__Task statement__
Below are the records; copy each line in them that holds the word "JSON".
■ ■ ■ ■
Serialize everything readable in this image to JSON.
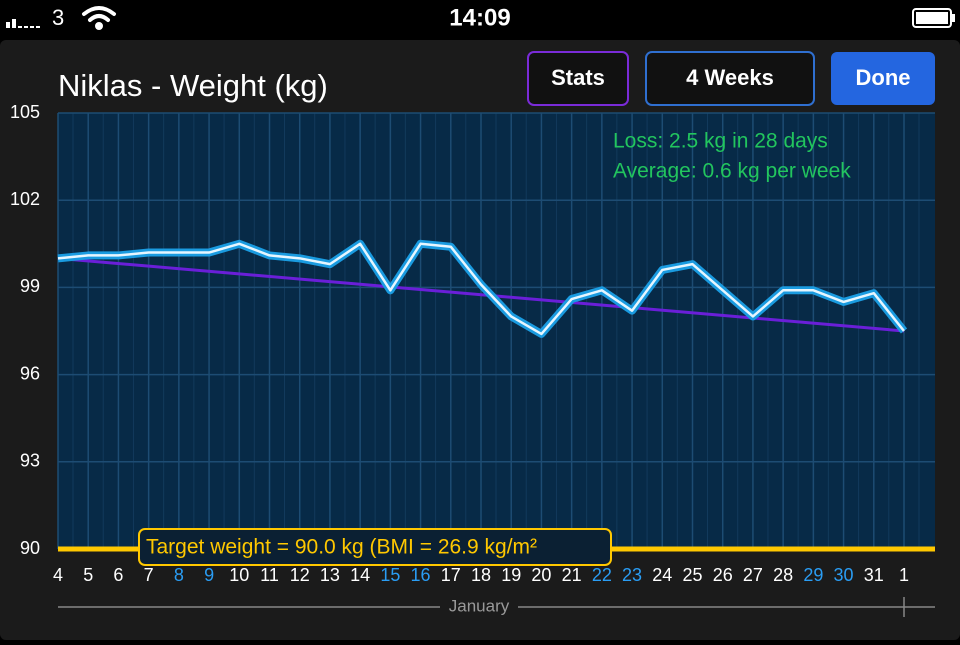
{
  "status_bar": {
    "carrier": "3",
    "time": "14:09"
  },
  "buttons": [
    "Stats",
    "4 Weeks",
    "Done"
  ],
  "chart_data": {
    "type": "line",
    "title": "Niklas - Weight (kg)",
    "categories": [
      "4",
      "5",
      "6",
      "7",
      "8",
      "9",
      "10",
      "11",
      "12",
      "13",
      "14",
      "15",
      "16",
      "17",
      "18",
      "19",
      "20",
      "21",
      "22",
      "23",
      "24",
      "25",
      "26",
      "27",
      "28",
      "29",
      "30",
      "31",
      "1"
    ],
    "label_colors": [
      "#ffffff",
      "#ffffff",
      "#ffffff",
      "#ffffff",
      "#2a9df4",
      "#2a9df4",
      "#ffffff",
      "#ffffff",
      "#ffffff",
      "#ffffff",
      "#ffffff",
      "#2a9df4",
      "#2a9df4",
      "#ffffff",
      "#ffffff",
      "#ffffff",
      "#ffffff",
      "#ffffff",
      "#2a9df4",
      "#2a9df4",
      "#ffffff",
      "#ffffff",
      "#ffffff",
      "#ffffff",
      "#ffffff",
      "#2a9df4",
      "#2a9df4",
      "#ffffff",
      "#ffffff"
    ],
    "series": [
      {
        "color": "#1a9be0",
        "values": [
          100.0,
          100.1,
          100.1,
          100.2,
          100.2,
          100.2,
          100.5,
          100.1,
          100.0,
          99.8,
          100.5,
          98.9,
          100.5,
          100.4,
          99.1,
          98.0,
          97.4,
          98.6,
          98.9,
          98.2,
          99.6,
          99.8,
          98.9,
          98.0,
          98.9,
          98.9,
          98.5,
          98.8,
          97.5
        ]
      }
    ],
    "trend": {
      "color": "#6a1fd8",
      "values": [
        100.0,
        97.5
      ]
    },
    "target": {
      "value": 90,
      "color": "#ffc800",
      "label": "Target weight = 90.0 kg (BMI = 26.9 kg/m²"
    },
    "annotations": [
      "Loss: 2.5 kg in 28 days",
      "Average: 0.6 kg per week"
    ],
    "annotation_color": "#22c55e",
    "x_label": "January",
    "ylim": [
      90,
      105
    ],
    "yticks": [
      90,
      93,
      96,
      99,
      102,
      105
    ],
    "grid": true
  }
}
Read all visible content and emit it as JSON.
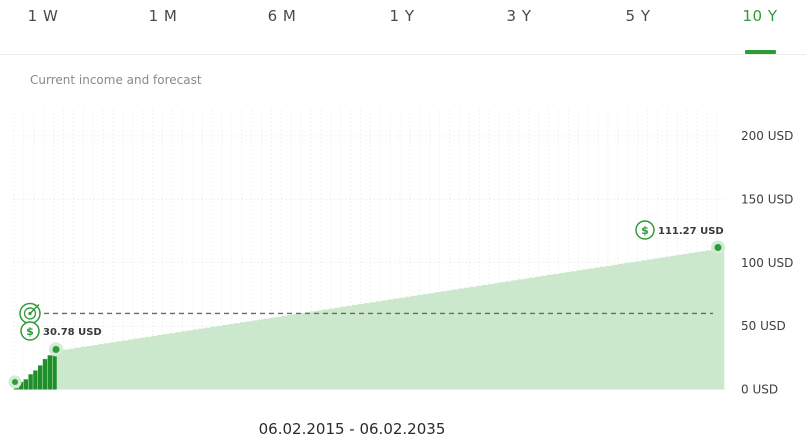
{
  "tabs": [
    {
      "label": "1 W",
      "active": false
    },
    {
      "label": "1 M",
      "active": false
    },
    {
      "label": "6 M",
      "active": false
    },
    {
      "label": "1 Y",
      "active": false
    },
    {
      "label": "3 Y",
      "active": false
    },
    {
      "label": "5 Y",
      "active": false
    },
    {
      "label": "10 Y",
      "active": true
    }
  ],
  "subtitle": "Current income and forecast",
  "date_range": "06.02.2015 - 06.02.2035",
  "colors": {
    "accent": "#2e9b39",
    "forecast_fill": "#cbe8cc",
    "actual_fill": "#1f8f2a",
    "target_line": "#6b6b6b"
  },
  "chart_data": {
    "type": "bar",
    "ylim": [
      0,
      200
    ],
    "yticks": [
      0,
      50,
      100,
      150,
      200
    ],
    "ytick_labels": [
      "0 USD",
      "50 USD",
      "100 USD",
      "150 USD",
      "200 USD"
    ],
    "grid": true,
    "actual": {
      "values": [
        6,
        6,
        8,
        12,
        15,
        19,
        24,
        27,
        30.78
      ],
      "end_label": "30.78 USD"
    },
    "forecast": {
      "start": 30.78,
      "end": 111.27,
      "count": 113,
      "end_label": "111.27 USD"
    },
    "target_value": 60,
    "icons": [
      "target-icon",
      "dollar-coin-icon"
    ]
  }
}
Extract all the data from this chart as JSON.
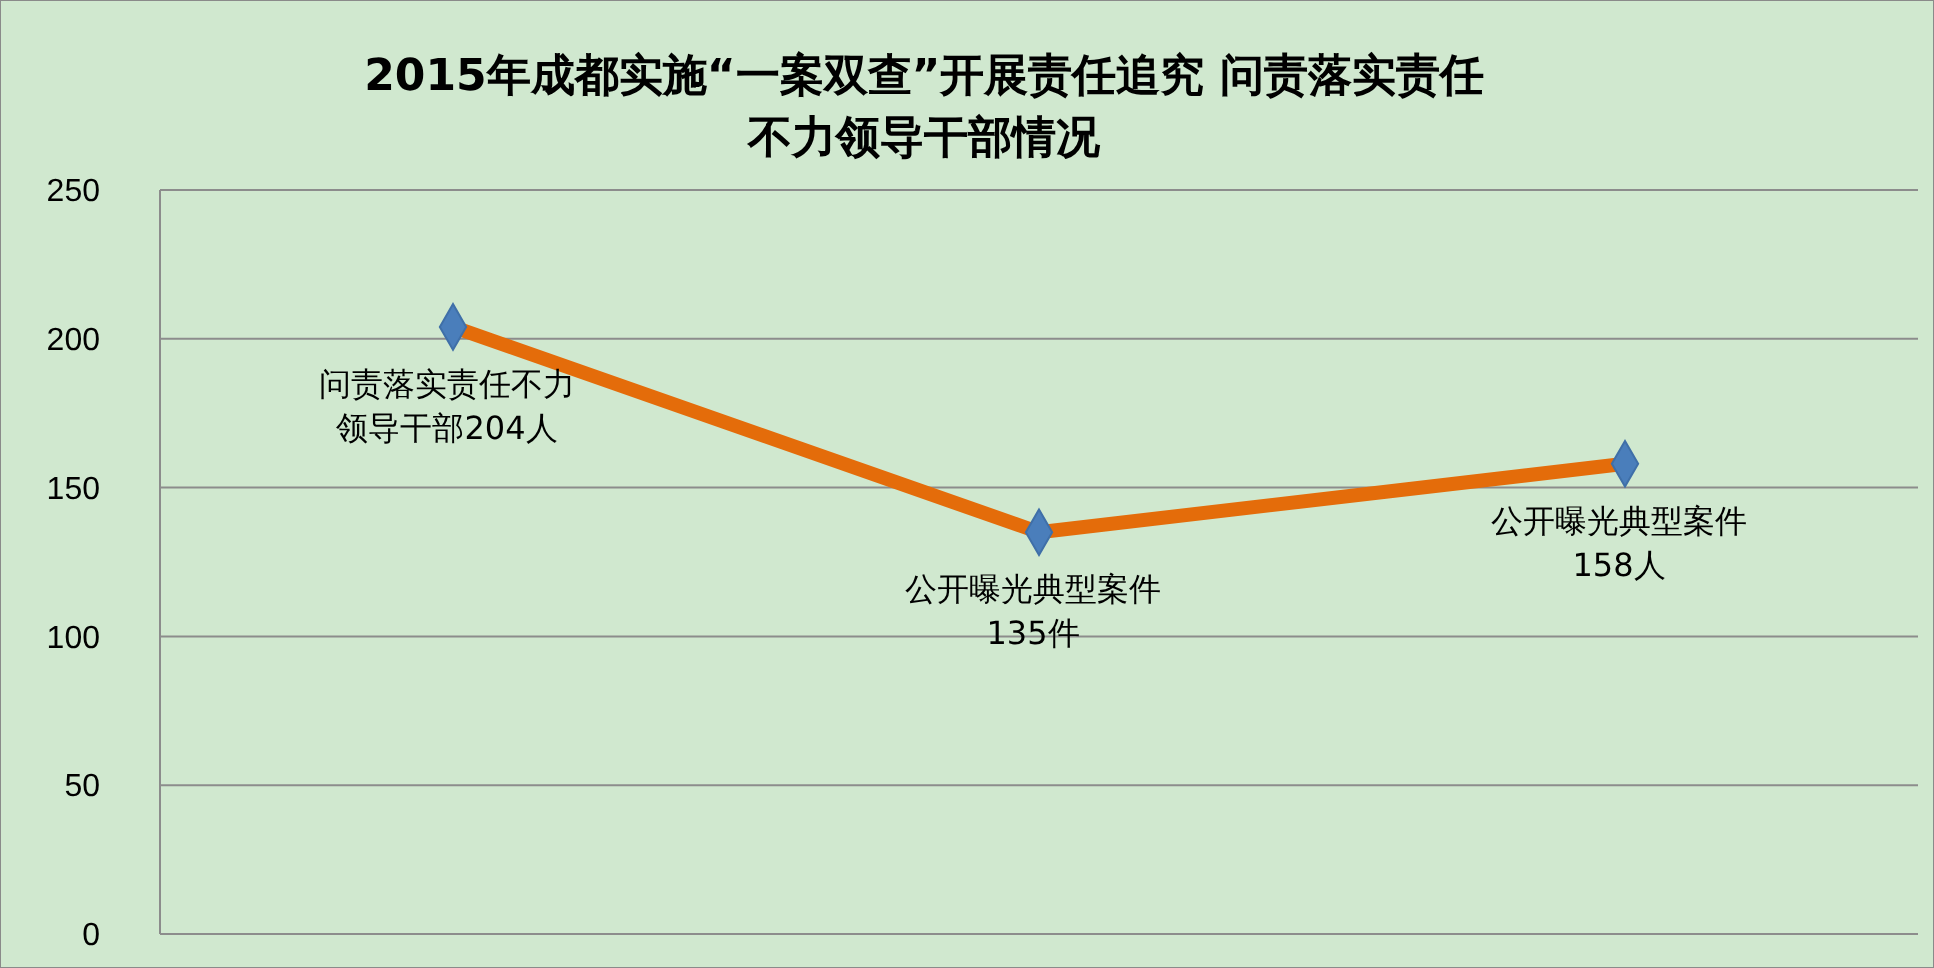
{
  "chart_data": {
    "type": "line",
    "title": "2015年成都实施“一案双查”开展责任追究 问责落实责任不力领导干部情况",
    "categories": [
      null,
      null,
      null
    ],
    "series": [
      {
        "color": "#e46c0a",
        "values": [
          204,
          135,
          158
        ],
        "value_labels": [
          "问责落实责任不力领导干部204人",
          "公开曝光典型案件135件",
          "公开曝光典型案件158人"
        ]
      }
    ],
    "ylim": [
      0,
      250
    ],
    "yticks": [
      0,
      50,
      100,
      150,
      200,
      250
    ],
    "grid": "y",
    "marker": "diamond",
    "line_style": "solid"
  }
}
■ ■ ■ ■
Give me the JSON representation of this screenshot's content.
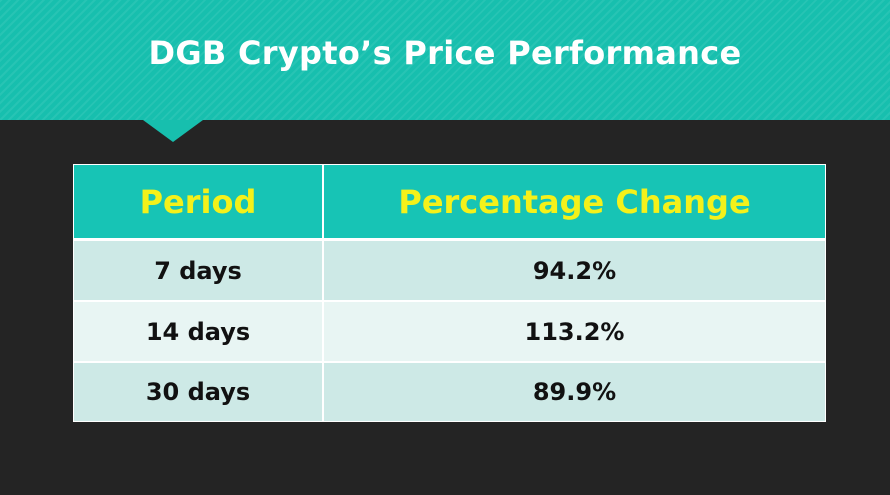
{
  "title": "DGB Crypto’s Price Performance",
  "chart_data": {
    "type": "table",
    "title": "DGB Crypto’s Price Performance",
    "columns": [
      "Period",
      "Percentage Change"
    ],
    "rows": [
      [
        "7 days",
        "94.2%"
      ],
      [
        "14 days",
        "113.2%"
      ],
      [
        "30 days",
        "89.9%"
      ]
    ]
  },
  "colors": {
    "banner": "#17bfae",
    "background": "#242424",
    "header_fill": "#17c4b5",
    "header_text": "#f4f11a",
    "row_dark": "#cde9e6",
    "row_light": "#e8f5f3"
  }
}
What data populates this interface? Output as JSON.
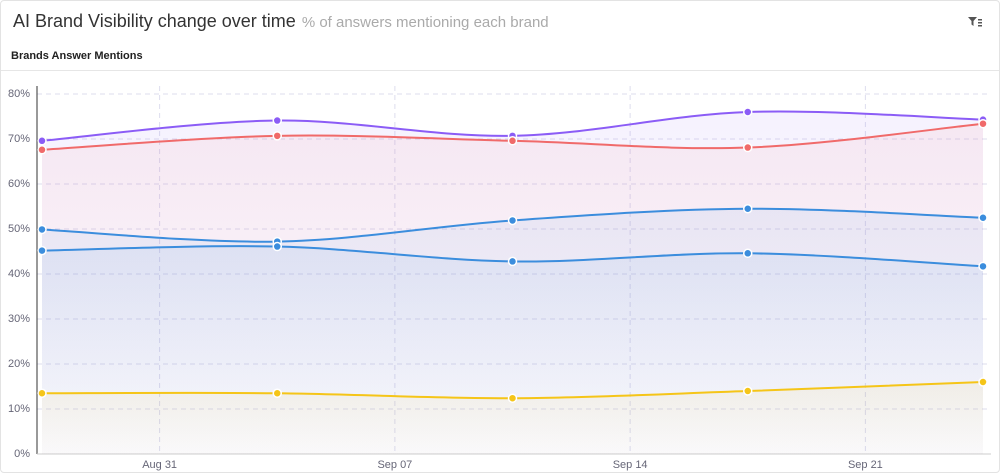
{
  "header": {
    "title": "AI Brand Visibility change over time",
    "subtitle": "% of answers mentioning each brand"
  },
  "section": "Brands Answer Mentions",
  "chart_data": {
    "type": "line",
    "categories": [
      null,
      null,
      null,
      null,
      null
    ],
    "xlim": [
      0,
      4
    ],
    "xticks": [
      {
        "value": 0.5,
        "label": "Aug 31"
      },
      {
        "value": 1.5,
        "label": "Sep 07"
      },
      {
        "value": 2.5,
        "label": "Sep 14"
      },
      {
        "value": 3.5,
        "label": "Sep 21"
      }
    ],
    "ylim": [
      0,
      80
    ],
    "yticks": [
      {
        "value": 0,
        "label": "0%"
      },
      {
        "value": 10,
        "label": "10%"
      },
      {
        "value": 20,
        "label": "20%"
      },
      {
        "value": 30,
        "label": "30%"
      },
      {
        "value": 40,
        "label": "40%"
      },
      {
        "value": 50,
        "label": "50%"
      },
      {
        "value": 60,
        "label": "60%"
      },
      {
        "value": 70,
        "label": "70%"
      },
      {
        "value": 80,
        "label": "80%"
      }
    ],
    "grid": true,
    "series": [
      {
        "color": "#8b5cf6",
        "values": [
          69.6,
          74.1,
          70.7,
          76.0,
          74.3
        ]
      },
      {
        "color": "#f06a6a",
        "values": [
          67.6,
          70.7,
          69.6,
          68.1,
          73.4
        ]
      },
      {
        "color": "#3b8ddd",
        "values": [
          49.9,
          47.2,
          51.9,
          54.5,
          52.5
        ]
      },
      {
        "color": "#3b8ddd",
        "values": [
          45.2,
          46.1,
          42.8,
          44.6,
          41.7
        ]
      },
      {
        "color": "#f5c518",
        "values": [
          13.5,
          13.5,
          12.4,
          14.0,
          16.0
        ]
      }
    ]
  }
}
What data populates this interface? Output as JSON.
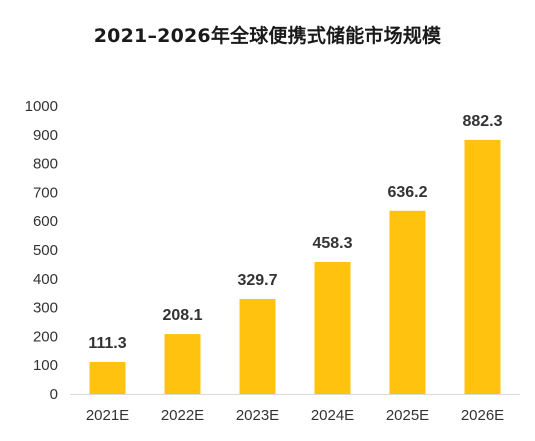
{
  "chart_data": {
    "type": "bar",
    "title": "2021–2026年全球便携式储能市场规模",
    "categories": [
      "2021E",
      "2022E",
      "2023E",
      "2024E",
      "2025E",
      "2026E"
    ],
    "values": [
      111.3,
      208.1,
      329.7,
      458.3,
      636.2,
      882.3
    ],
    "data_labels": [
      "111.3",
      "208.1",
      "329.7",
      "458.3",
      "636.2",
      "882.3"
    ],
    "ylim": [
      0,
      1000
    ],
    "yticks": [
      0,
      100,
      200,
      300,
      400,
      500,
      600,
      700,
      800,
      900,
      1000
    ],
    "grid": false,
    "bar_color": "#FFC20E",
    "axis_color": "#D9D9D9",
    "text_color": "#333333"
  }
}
■ ■ ■ ■
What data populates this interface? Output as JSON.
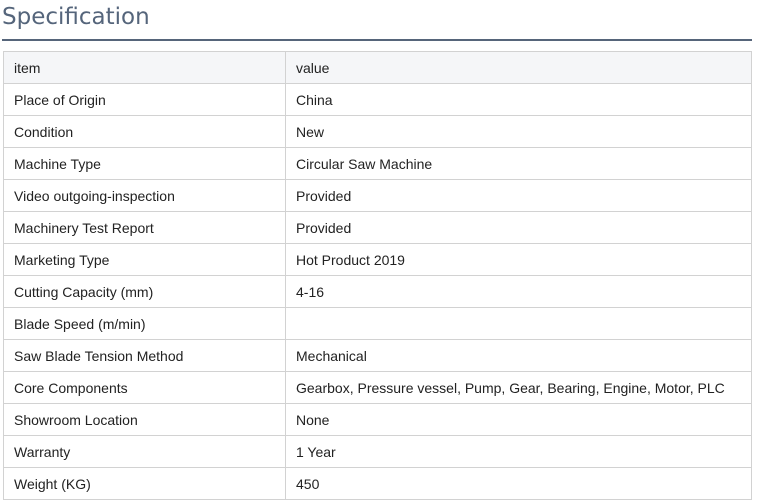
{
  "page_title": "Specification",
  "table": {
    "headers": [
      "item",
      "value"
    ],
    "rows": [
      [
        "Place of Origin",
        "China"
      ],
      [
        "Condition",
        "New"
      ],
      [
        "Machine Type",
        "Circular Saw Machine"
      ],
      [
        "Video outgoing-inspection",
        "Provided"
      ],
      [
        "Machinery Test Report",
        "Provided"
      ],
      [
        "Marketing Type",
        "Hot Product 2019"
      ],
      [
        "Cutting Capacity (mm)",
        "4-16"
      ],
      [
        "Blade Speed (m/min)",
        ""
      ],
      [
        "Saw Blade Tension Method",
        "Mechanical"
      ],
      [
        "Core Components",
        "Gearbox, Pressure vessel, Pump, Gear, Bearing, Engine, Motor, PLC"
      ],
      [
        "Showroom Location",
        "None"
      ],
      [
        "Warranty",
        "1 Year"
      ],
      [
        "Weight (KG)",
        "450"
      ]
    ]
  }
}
■ ■ ■ ■
__Exercise response__
Serialize everything readable in this image to JSON.
Read all visible content and emit it as JSON.
Extract all the data from this chart as JSON.
Give me the JSON representation of this screenshot's content.
What data populates this interface? Output as JSON.
What data populates this interface? Output as JSON.
What data populates this interface? Output as JSON.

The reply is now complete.